WHAT IS ASKED:
Without the images, output each record below as it stands.

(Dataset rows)
^^^^

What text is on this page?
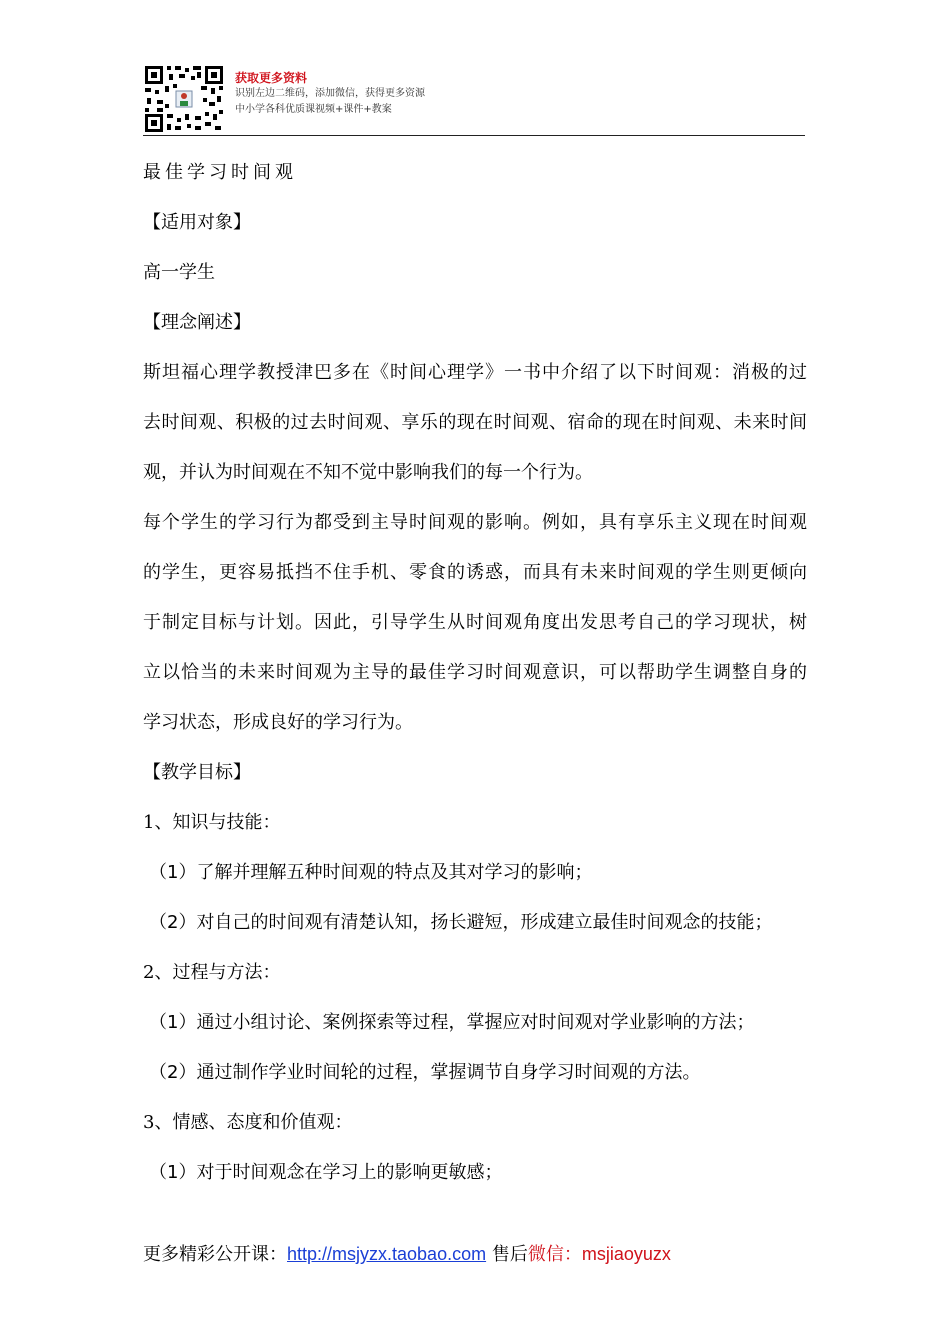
获取更多资料
识别左边二维码，添加微信，获得更多资源
中小学各科优质课视频+课件+教案
最佳学习时间观
【适用对象】
高一学生
【理念阐述】
斯坦福心理学教授津巴多在《时间心理学》一书中介绍了以下时间观：消极的过
去时间观、积极的过去时间观、享乐的现在时间观、宿命的现在时间观、未来时间
观，并认为时间观在不知不觉中影响我们的每一个行为。
每个学生的学习行为都受到主导时间观的影响。例如，具有享乐主义现在时间观
的学生，更容易抵挡不住手机、零食的诱惑，而具有未来时间观的学生则更倾向
于制定目标与计划。因此，引导学生从时间观角度出发思考自己的学习现状，树
立以恰当的未来时间观为主导的最佳学习时间观意识，可以帮助学生调整自身的
学习状态，形成良好的学习行为。
【教学目标】
1、知识与技能：
（1）了解并理解五种时间观的特点及其对学习的影响；
（2）对自己的时间观有清楚认知，扬长避短，形成建立最佳时间观念的技能；
2、过程与方法：
（1）通过小组讨论、案例探索等过程，掌握应对时间观对学业影响的方法；
（2）通过制作学业时间轮的过程，掌握调节自身学习时间观的方法。
3、情感、态度和价值观：
（1）对于时间观念在学习上的影响更敏感；
更多精彩公开课：http://msjyzx.taobao.com 售后微信：msjiaoyuzx
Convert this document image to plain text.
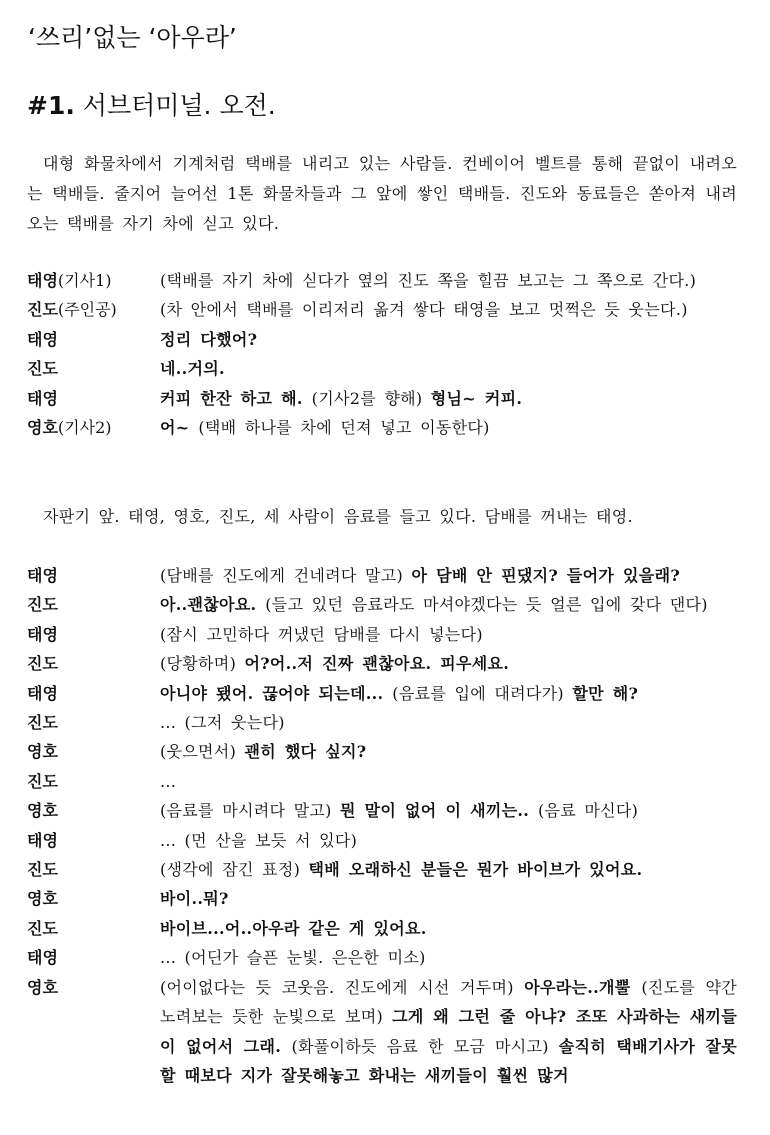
‘쓰리’없는 ‘아우라’
#1. 서브터미널. 오전.
대형 화물차에서 기계처럼 택배를 내리고 있는 사람들. 컨베이어 벨트를 통해 끝없이 내려오는 택배들. 줄지어 늘어선 1톤 화물차들과 그 앞에 쌓인 택배들. 진도와 동료들은 쏟아져 내려오는 택배를 자기 차에 싣고 있다.
태영(기사1)	(택배를 자기 차에 싣다가 옆의 진도 쪽을 힐끔 보고는 그 쪽으로 간다.)
진도(주인공)	(차 안에서 택배를 이리저리 옮겨 쌓다 태영을 보고 멋쩍은 듯 웃는다.)
태영	정리 다했어?
진도	네..거의.
태영	커피 한잔 하고 해. (기사2를 향해) 형님~ 커피.
영호(기사2)	어~ (택배 하나를 차에 던져 넣고 이동한다)
자판기 앞. 태영, 영호, 진도, 세 사람이 음료를 들고 있다. 담배를 꺼내는 태영.
태영	(담배를 진도에게 건네려다 말고) 아 담배 안 핀댔지? 들어가 있을래?
진도	아..괜찮아요. (들고 있던 음료라도 마셔야겠다는 듯 얼른 입에 갖다 댄다)
태영	(잠시 고민하다 꺼냈던 담배를 다시 넣는다)
진도	(당황하며) 어?어..저 진짜 괜찮아요. 피우세요.
태영	아니야 됐어. 끊어야 되는데... (음료를 입에 대려다가) 할만 해?
진도	... (그저 웃는다)
영호	(웃으면서) 괜히 했다 싶지?
진도	...
영호	(음료를 마시려다 말고) 뭔 말이 없어 이 새끼는.. (음료 마신다)
태영	... (먼 산을 보듯 서 있다)
진도	(생각에 잠긴 표정) 택배 오래하신 분들은 뭔가 바이브가 있어요.
영호	바이..뭐?
진도	바이브...어..아우라 같은 게 있어요.
태영	... (어딘가 슬픈 눈빛. 은은한 미소)
영호	(어이없다는 듯 코웃음. 진도에게 시선 거두며) 아우라는..개뿔 (진도를 약간 노려보는 듯한 눈빛으로 보며) 그게 왜 그런 줄 아냐? 조또 사과하는 새끼들이 없어서 그래. (화풀이하듯 음료 한 모금 마시고) 솔직히 택배기사가 잘못할 때보다 지가 잘못해놓고 화내는 새끼들이 훨씬 많거
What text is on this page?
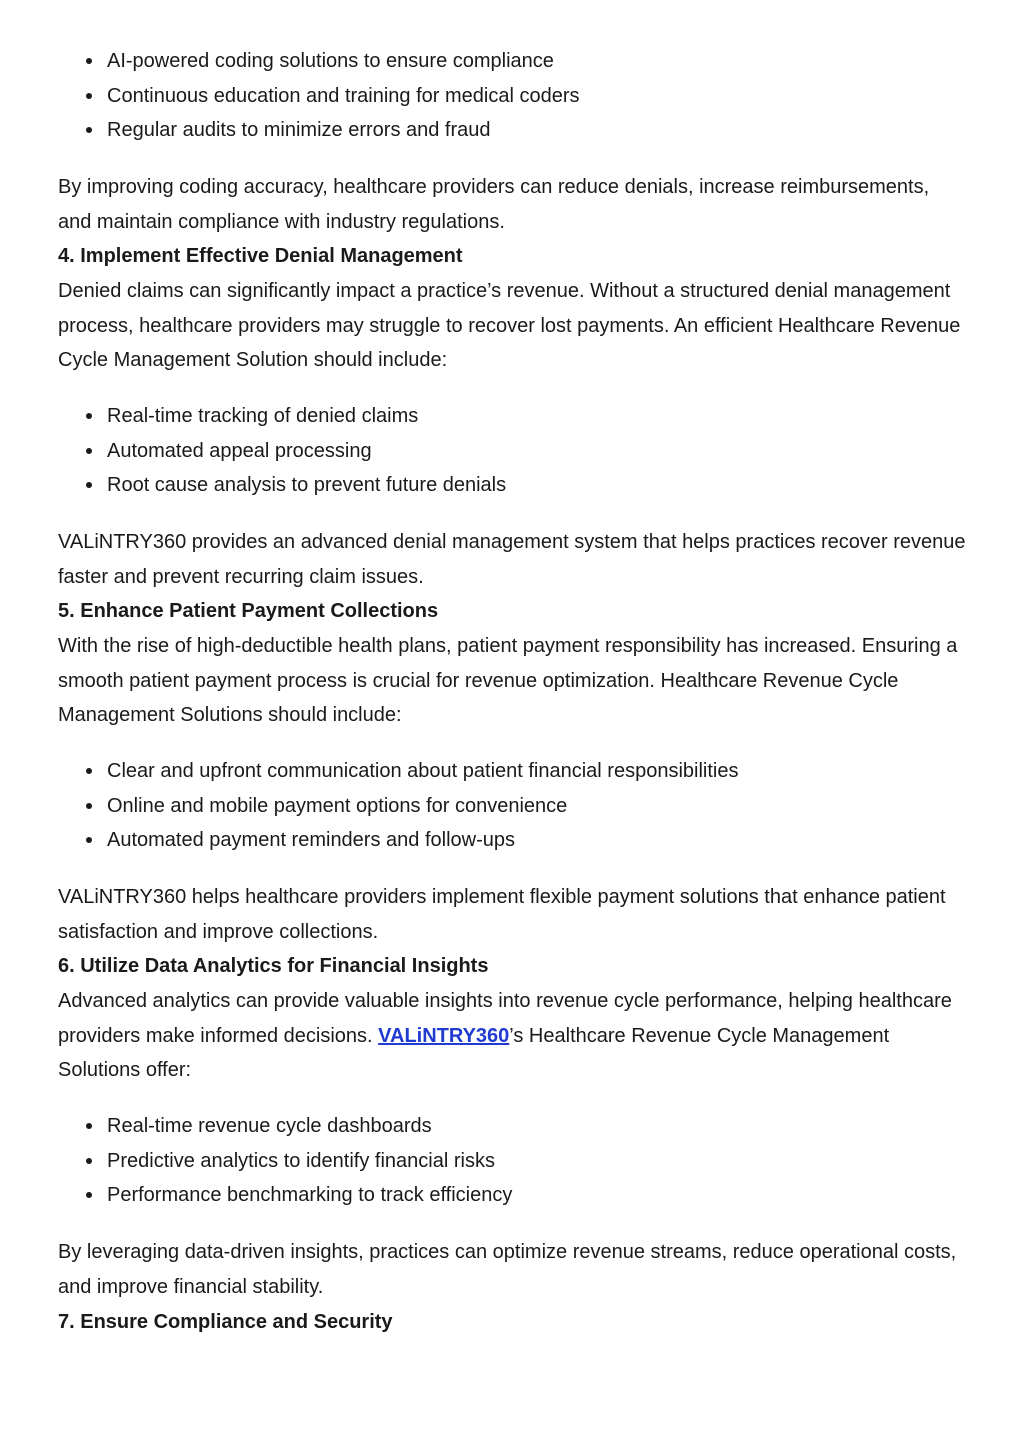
AI-powered coding solutions to ensure compliance
Continuous education and training for medical coders
Regular audits to minimize errors and fraud

By improving coding accuracy, healthcare providers can reduce denials, increase reimbursements, and maintain compliance with industry regulations.

4. Implement Effective Denial Management

Denied claims can significantly impact a practice’s revenue. Without a structured denial management process, healthcare providers may struggle to recover lost payments. An efficient Healthcare Revenue Cycle Management Solution should include:

Real-time tracking of denied claims
Automated appeal processing
Root cause analysis to prevent future denials

VALiNTRY360 provides an advanced denial management system that helps practices recover revenue faster and prevent recurring claim issues.

5. Enhance Patient Payment Collections

With the rise of high-deductible health plans, patient payment responsibility has increased. Ensuring a smooth patient payment process is crucial for revenue optimization. Healthcare Revenue Cycle Management Solutions should include:

Clear and upfront communication about patient financial responsibilities
Online and mobile payment options for convenience
Automated payment reminders and follow-ups

VALiNTRY360 helps healthcare providers implement flexible payment solutions that enhance patient satisfaction and improve collections.

6. Utilize Data Analytics for Financial Insights

Advanced analytics can provide valuable insights into revenue cycle performance, helping healthcare providers make informed decisions. VALiNTRY360’s Healthcare Revenue Cycle Management Solutions offer:

Real-time revenue cycle dashboards
Predictive analytics to identify financial risks
Performance benchmarking to track efficiency

By leveraging data-driven insights, practices can optimize revenue streams, reduce operational costs, and improve financial stability.

7. Ensure Compliance and Security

^^^^

CORRECT RESPONSE:
What text is on this page?
获取更多资料
识别左边二维码，添加微信，获得更多资源
中小学各科优质课视频+课件+教案
最佳学习时间观
【适用对象】
高一学生
【理念阐述】
斯坦福心理学教授津巴多在《时间心理学》一书中介绍了以下时间观：消极的过
去时间观、积极的过去时间观、享乐的现在时间观、宿命的现在时间观、未来时间
观，并认为时间观在不知不觉中影响我们的每一个行为。
每个学生的学习行为都受到主导时间观的影响。例如，具有享乐主义现在时间观
的学生，更容易抵挡不住手机、零食的诱惑，而具有未来时间观的学生则更倾向
于制定目标与计划。因此，引导学生从时间观角度出发思考自己的学习现状，树
立以恰当的未来时间观为主导的最佳学习时间观意识，可以帮助学生调整自身的
学习状态，形成良好的学习行为。
【教学目标】
1、知识与技能：
（1）了解并理解五种时间观的特点及其对学习的影响；
（2）对自己的时间观有清楚认知，扬长避短，形成建立最佳时间观念的技能；
2、过程与方法：
（1）通过小组讨论、案例探索等过程，掌握应对时间观对学业影响的方法；
（2）通过制作学业时间轮的过程，掌握调节自身学习时间观的方法。
3、情感、态度和价值观：
（1）对于时间观念在学习上的影响更敏感；
更多精彩公开课：http://msjyzx.taobao.com 售后微信：msjiaoyuzx
Convert this document image to plain text.
‘쓰리’없는 ‘아우라’
#1. 서브터미널. 오전.
대형 화물차에서 기계처럼 택배를 내리고 있는 사람들. 컨베이어 벨트를 통해 끝없이 내려오는 택배들. 줄지어 늘어선 1톤 화물차들과 그 앞에 쌓인 택배들. 진도와 동료들은 쏟아져 내려오는 택배를 자기 차에 싣고 있다.
태영(기사1)	(택배를 자기 차에 싣다가 옆의 진도 쪽을 힐끔 보고는 그 쪽으로 간다.)
진도(주인공)	(차 안에서 택배를 이리저리 옮겨 쌓다 태영을 보고 멋쩍은 듯 웃는다.)
태영	정리 다했어?
진도	네..거의.
태영	커피 한잔 하고 해. (기사2를 향해) 형님~ 커피.
영호(기사2)	어~ (택배 하나를 차에 던져 넣고 이동한다)
자판기 앞. 태영, 영호, 진도, 세 사람이 음료를 들고 있다. 담배를 꺼내는 태영.
태영	(담배를 진도에게 건네려다 말고) 아 담배 안 핀댔지? 들어가 있을래?
진도	아..괜찮아요. (들고 있던 음료라도 마셔야겠다는 듯 얼른 입에 갖다 댄다)
태영	(잠시 고민하다 꺼냈던 담배를 다시 넣는다)
진도	(당황하며) 어?어..저 진짜 괜찮아요. 피우세요.
태영	아니야 됐어. 끊어야 되는데... (음료를 입에 대려다가) 할만 해?
진도	... (그저 웃는다)
영호	(웃으면서) 괜히 했다 싶지?
진도	...
영호	(음료를 마시려다 말고) 뭔 말이 없어 이 새끼는.. (음료 마신다)
태영	... (먼 산을 보듯 서 있다)
진도	(생각에 잠긴 표정) 택배 오래하신 분들은 뭔가 바이브가 있어요.
영호	바이..뭐?
진도	바이브...어..아우라 같은 게 있어요.
태영	... (어딘가 슬픈 눈빛. 은은한 미소)
영호	(어이없다는 듯 코웃음. 진도에게 시선 거두며) 아우라는..개뿔 (진도를 약간 노려보는 듯한 눈빛으로 보며) 그게 왜 그런 줄 아냐? 조또 사과하는 새끼들이 없어서 그래. (화풀이하듯 음료 한 모금 마시고) 솔직히 택배기사가 잘못할 때보다 지가 잘못해놓고 화내는 새끼들이 훨씬 많거
What text is on this page?
AI-powered coding solutions to ensure compliance
Continuous education and training for medical coders
Regular audits to minimize errors and fraud

By improving coding accuracy, healthcare providers can reduce denials, increase reimbursements, and maintain compliance with industry regulations.

4. Implement Effective Denial Management

Denied claims can significantly impact a practice’s revenue. Without a structured denial management process, healthcare providers may struggle to recover lost payments. An efficient Healthcare Revenue Cycle Management Solution should include:

Real-time tracking of denied claims
Automated appeal processing
Root cause analysis to prevent future denials

VALiNTRY360 provides an advanced denial management system that helps practices recover revenue faster and prevent recurring claim issues.

5. Enhance Patient Payment Collections

With the rise of high-deductible health plans, patient payment responsibility has increased. Ensuring a smooth patient payment process is crucial for revenue optimization. Healthcare Revenue Cycle Management Solutions should include:

Clear and upfront communication about patient financial responsibilities
Online and mobile payment options for convenience
Automated payment reminders and follow-ups

VALiNTRY360 helps healthcare providers implement flexible payment solutions that enhance patient satisfaction and improve collections.

6. Utilize Data Analytics for Financial Insights

Advanced analytics can provide valuable insights into revenue cycle performance, helping healthcare providers make informed decisions. VALiNTRY360’s Healthcare Revenue Cycle Management Solutions offer:

Real-time revenue cycle dashboards
Predictive analytics to identify financial risks
Performance benchmarking to track efficiency

By leveraging data-driven insights, practices can optimize revenue streams, reduce operational costs, and improve financial stability.

7. Ensure Compliance and Security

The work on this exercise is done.